GIVEN INSTRUCTION: Listed below are entries; give the number of lines among them that include "Customer", and only that number.

## Begin RECORDS FOR THE TASK

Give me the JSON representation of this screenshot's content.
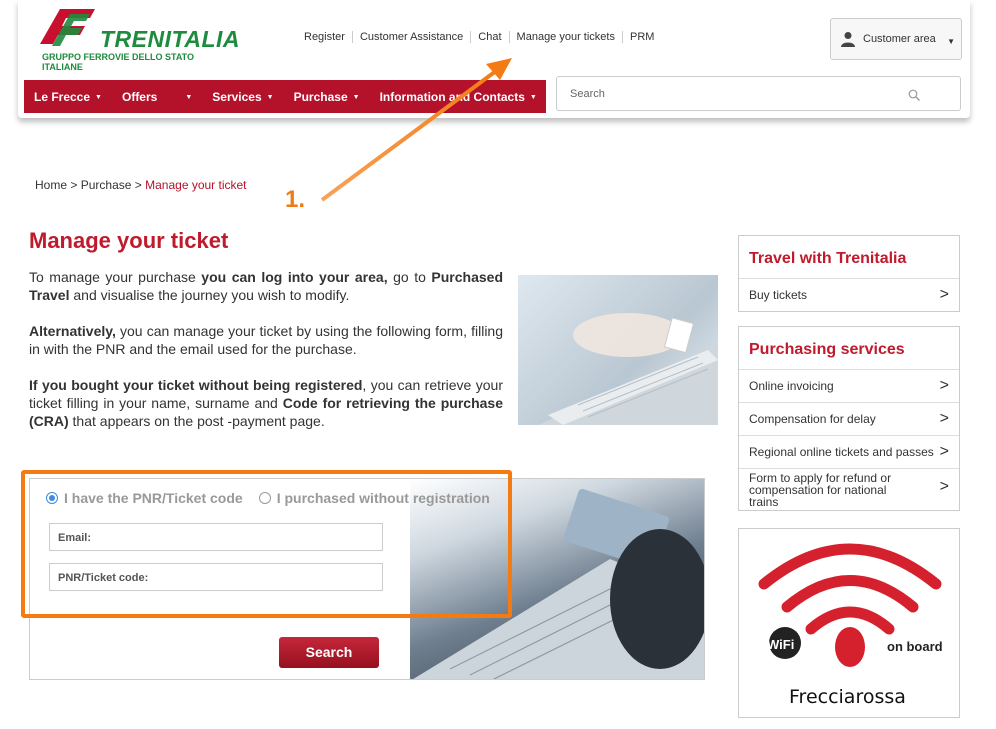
{
  "header": {
    "logo_text": "TRENITALIA",
    "logo_sub": "GRUPPO FERROVIE DELLO STATO ITALIANE",
    "top_links": [
      "Register",
      "Customer Assistance",
      "Chat",
      "Manage your tickets",
      "PRM"
    ],
    "customer_area": "Customer area",
    "nav": [
      "Le Frecce",
      "Offers",
      "Services",
      "Purchase",
      "Information and Contacts"
    ],
    "search_placeholder": "Search"
  },
  "breadcrumb": {
    "home": "Home",
    "sep": ">",
    "purchase": "Purchase",
    "current": "Manage your ticket"
  },
  "annotation": "1.",
  "main": {
    "title": "Manage your ticket",
    "p1": {
      "a": "To manage your purchase ",
      "b": "you can log into your area,",
      "c": " go to ",
      "d": "Purchased Travel",
      "e": " and visualise the journey you wish to modify."
    },
    "p2": {
      "a": "Alternatively,",
      "b": " you can manage your ticket by using the following form, filling in with the PNR and the email used for the purchase."
    },
    "p3": {
      "a": "If you bought your ticket without being registered",
      "b": ", you can retrieve your ticket filling in your name, surname and ",
      "c": "Code for retrieving the purchase (CRA)",
      "d": " that appears on the post -payment page."
    }
  },
  "form": {
    "radio_pnr": "I have the PNR/Ticket code",
    "radio_noreg": "I purchased without registration",
    "email_label": "Email:",
    "pnr_label": "PNR/Ticket code:",
    "search_button": "Search"
  },
  "sidebar": {
    "travel_title": "Travel with Trenitalia",
    "travel_items": [
      "Buy tickets"
    ],
    "purchasing_title": "Purchasing services",
    "purchasing_items": [
      "Online invoicing",
      "Compensation for delay",
      "Regional online tickets and passes",
      "Form to apply for refund or compensation for national trains"
    ],
    "promo": {
      "wifi": "WiFi",
      "onboard": "on board",
      "brand": "Frecciarossa"
    }
  },
  "colors": {
    "brand_red": "#b3122a",
    "brand_green": "#1e8b3e",
    "annotation_orange": "#f47a12"
  }
}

## End RECORDS FOR THE TASK

RESPONSE BELOW: 2